● GOAL OF THE EXERCISE
Look for the string "this" in every line, and copy each line that has it.

(Dataset listings of figures)
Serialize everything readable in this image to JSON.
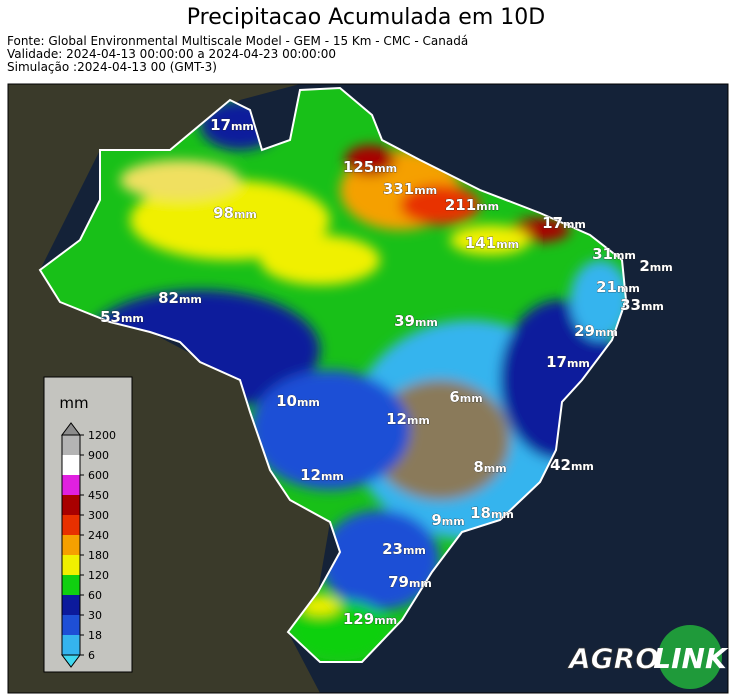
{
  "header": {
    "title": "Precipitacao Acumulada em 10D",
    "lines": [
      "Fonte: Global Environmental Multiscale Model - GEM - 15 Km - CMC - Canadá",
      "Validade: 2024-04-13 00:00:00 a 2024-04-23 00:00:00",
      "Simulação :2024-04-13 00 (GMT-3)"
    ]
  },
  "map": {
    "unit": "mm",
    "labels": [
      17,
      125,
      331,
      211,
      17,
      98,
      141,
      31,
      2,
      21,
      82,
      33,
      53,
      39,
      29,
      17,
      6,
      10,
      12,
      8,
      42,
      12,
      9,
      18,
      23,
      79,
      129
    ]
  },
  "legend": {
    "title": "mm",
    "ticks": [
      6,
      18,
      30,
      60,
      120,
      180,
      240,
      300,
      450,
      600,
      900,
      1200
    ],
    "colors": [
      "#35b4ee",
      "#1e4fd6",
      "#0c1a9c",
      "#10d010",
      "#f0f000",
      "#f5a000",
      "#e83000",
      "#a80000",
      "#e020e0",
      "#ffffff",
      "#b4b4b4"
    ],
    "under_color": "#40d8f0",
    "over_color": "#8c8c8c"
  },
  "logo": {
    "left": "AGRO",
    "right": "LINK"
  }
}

---

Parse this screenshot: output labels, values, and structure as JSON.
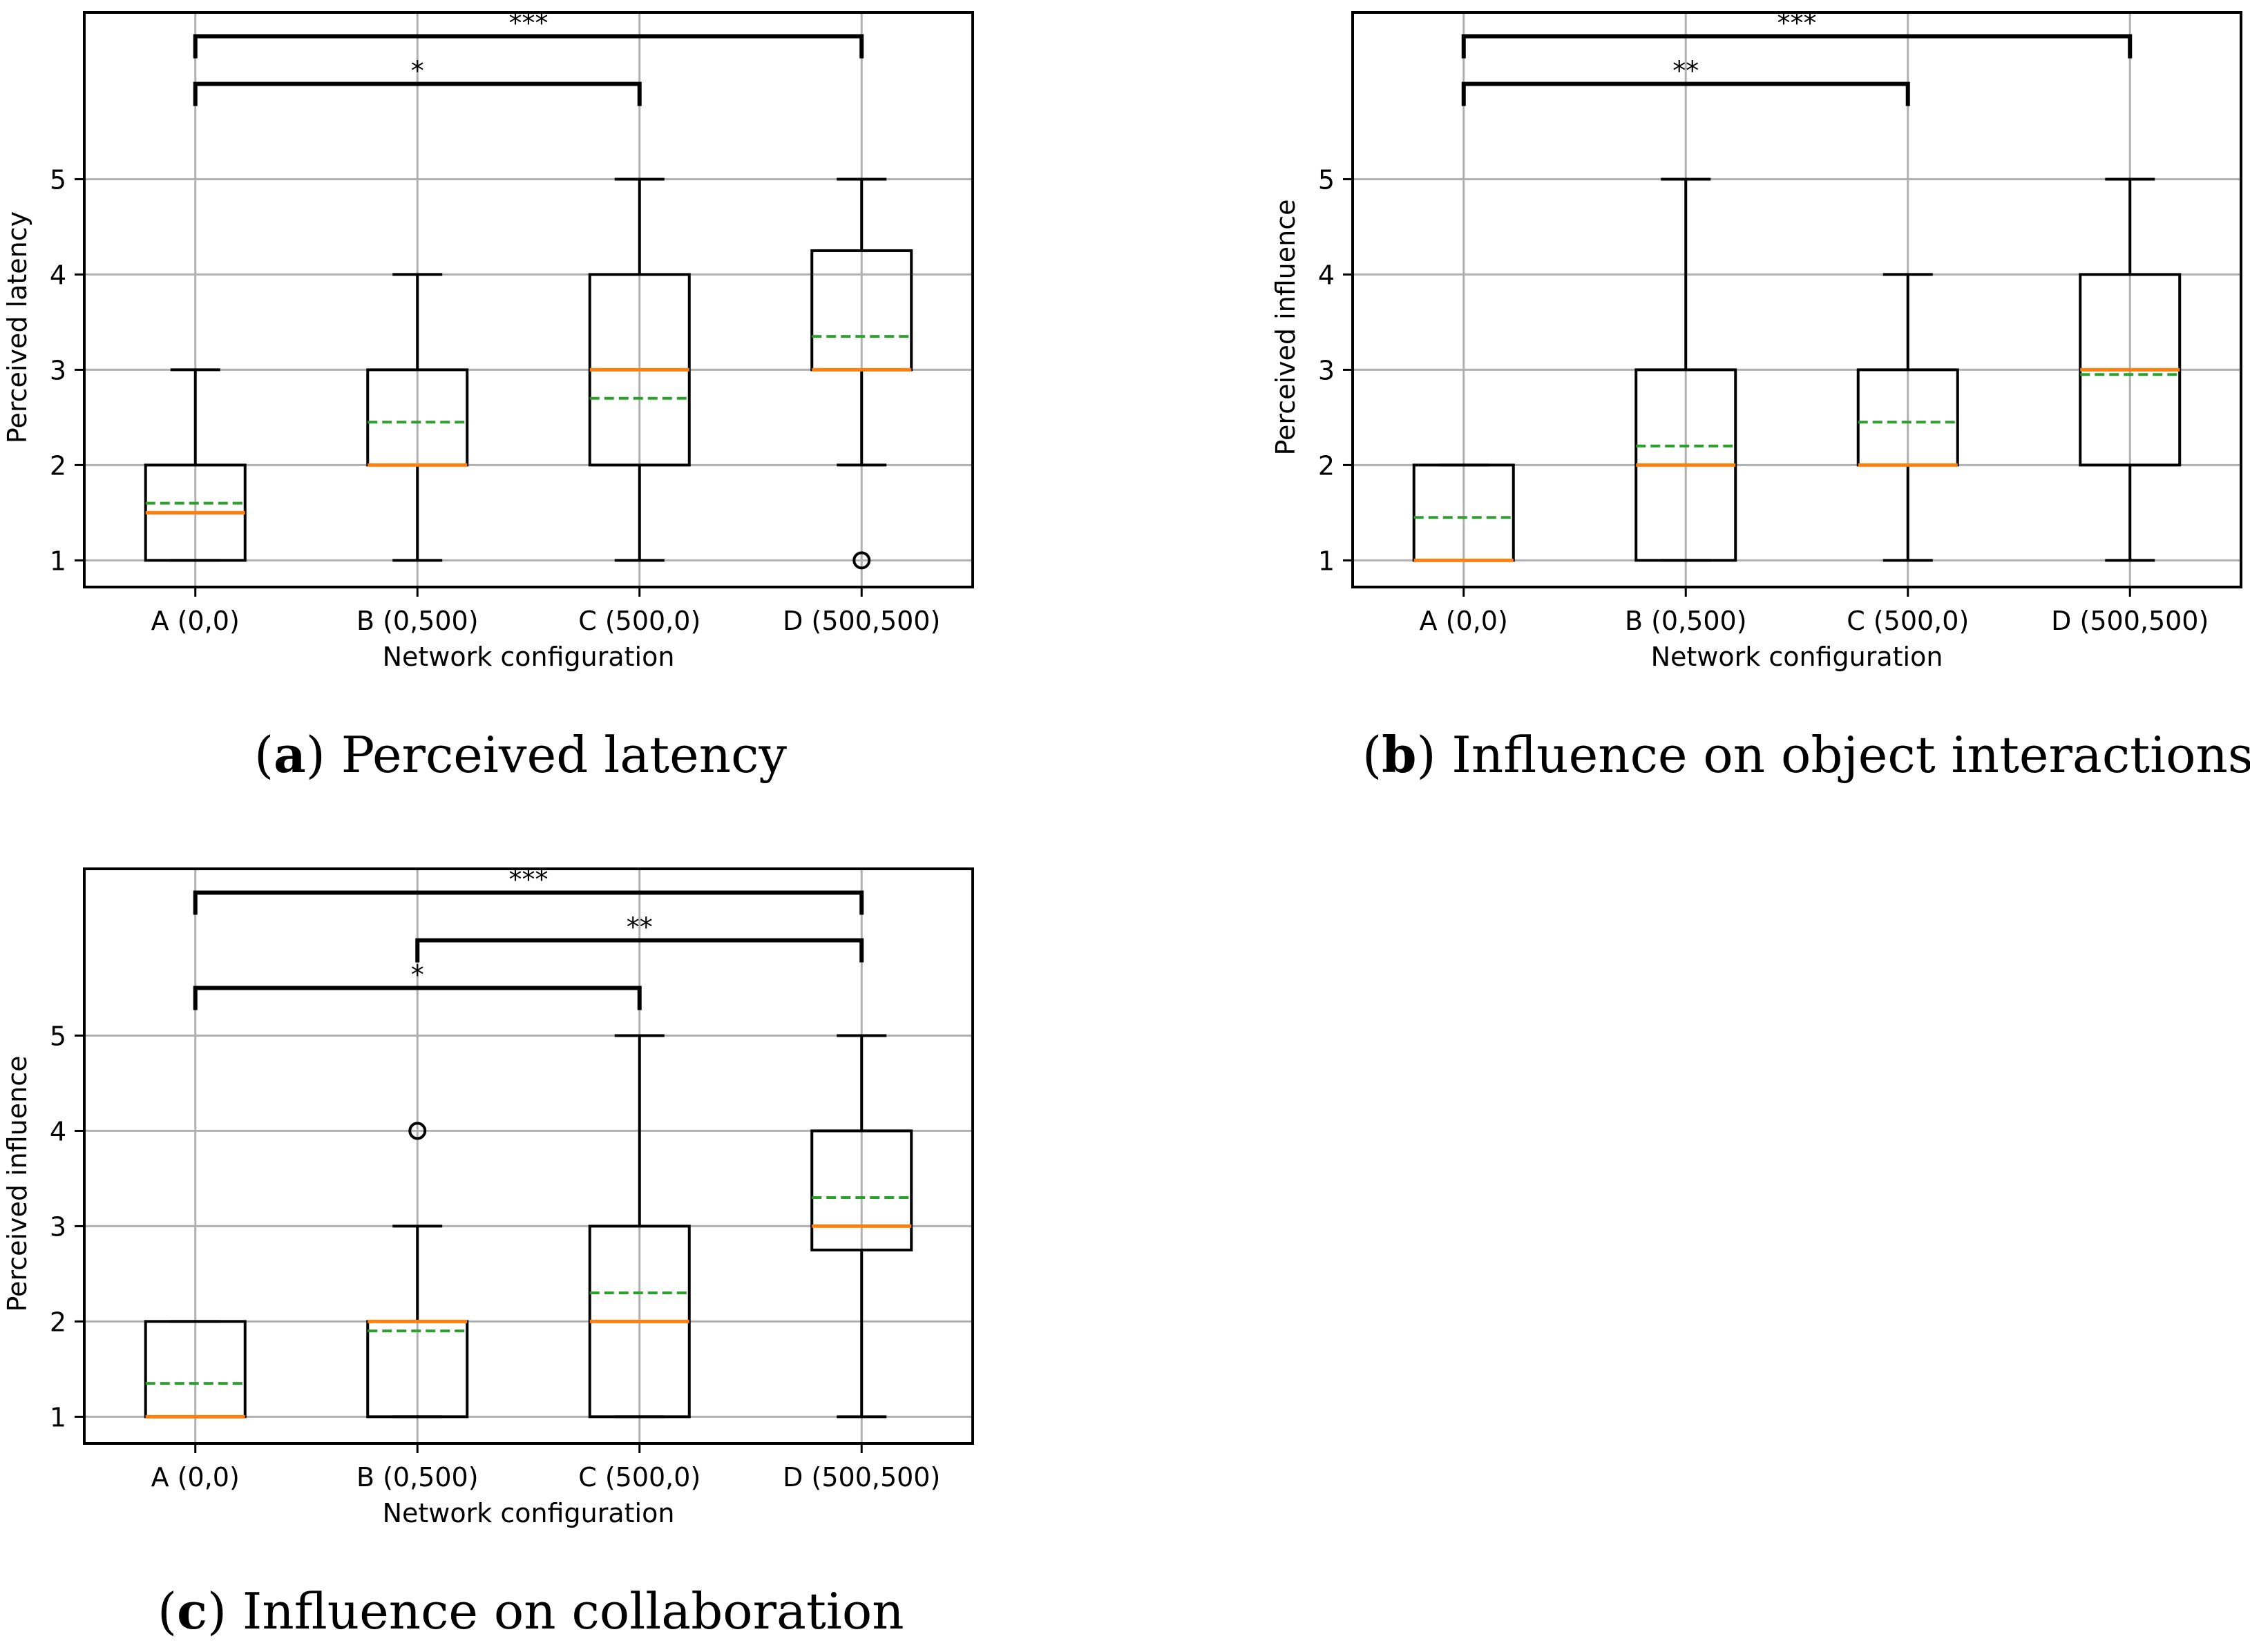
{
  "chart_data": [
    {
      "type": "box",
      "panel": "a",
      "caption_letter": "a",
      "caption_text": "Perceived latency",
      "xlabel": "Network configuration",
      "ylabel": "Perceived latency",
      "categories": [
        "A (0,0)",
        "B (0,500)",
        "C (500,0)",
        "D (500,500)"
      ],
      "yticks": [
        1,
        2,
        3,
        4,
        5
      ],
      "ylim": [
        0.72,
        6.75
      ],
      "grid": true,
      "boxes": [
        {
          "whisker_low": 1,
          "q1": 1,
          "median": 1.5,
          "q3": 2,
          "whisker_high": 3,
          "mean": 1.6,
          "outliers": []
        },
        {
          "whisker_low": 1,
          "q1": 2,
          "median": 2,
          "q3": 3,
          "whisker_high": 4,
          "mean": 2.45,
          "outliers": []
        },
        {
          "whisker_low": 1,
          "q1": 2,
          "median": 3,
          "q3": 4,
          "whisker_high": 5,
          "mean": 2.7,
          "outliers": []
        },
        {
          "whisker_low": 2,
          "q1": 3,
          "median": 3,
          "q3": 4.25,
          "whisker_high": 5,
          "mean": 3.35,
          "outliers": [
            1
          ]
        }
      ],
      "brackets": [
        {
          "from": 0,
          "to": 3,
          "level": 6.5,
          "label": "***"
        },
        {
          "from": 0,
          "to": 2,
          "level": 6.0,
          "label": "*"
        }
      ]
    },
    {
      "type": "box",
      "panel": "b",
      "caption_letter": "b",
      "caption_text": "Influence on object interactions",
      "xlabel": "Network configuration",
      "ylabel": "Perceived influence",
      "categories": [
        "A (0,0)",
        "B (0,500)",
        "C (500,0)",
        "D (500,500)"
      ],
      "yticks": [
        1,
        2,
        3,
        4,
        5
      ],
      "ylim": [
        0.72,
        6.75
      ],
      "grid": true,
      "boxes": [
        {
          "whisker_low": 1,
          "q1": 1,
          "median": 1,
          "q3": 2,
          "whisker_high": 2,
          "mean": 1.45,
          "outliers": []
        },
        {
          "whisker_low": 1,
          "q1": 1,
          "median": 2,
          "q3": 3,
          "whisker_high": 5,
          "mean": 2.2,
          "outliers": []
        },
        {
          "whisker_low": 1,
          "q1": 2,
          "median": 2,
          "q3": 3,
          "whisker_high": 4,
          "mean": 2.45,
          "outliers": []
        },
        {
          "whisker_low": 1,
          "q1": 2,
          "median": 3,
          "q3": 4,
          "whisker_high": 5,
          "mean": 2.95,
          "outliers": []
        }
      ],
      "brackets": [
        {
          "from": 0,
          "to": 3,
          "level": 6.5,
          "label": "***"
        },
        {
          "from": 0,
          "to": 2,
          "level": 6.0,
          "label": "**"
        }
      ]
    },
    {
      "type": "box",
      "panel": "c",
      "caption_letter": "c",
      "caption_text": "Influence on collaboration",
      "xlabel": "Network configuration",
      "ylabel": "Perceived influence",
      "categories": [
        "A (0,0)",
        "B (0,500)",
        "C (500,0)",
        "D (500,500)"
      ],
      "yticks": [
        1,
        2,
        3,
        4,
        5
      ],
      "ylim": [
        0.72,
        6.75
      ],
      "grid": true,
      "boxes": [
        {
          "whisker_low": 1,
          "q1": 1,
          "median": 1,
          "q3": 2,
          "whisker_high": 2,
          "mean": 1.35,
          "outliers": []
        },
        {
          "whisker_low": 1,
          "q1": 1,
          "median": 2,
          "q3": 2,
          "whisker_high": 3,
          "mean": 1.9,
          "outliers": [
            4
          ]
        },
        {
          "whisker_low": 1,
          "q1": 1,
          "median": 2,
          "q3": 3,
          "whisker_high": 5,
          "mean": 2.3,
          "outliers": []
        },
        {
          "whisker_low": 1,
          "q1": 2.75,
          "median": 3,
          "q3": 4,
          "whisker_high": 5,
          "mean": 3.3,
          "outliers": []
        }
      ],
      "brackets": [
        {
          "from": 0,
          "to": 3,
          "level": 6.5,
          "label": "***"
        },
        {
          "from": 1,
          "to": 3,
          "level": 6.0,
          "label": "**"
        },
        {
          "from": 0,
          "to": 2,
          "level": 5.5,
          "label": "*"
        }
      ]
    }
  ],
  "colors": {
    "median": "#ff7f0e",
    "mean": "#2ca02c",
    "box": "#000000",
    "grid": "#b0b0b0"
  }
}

==

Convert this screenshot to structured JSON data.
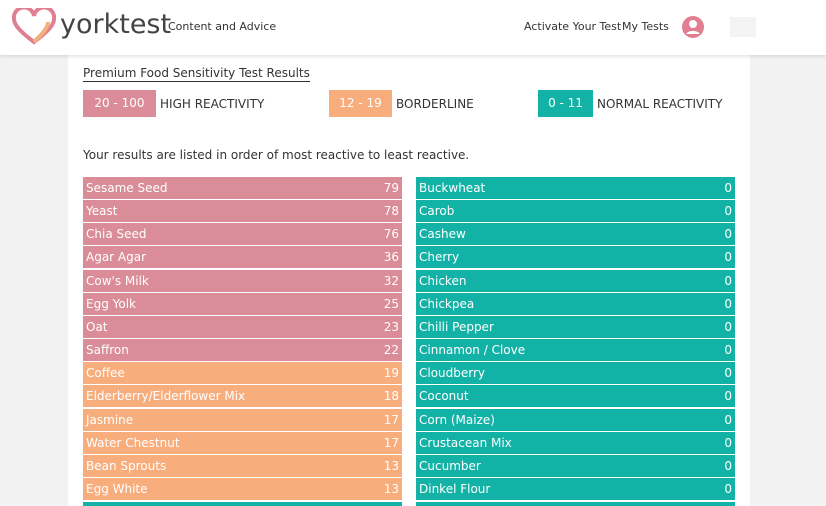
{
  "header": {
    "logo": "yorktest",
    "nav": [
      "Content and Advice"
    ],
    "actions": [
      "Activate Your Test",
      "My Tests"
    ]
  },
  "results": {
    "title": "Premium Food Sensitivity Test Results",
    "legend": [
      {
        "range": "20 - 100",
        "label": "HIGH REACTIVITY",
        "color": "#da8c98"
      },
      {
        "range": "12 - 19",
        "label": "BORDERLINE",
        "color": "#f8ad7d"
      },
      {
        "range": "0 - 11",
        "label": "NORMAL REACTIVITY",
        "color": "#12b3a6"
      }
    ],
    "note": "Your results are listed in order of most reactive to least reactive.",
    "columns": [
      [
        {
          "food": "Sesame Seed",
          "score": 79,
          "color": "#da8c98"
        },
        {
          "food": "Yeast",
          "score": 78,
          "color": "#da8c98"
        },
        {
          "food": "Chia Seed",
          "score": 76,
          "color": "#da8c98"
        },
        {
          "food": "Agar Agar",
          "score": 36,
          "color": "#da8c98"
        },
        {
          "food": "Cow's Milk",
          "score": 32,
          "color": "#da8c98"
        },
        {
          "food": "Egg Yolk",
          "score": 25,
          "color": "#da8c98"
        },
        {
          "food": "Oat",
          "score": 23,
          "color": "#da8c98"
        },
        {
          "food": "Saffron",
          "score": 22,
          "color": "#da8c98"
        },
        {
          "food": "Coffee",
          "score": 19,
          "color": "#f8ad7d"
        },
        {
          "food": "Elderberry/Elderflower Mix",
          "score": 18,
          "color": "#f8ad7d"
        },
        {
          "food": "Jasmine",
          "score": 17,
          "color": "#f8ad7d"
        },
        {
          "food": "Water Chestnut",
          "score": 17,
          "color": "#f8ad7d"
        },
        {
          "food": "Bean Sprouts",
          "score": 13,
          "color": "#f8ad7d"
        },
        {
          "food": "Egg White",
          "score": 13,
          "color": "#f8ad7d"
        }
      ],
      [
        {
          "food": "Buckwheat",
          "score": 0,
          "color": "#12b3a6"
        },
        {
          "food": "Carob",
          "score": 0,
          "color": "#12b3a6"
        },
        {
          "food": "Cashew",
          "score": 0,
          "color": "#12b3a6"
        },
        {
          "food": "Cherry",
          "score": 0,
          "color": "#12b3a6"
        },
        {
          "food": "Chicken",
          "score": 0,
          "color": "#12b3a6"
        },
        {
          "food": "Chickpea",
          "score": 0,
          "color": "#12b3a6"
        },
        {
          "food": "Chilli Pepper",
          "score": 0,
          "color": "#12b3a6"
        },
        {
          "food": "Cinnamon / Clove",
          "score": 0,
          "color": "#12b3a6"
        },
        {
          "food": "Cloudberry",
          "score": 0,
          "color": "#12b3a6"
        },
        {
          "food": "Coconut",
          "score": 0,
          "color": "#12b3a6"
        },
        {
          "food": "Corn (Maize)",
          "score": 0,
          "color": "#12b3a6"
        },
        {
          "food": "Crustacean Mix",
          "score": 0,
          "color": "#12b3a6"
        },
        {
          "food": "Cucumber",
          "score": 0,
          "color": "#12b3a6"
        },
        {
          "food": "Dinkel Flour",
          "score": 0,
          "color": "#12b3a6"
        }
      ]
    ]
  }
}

● WORKED ANSWER
Serialize everything readable in this image to JSON.
Parse this screenshot: output labels, values, and structure as JSON.
Convert this screenshot to structured JSON data.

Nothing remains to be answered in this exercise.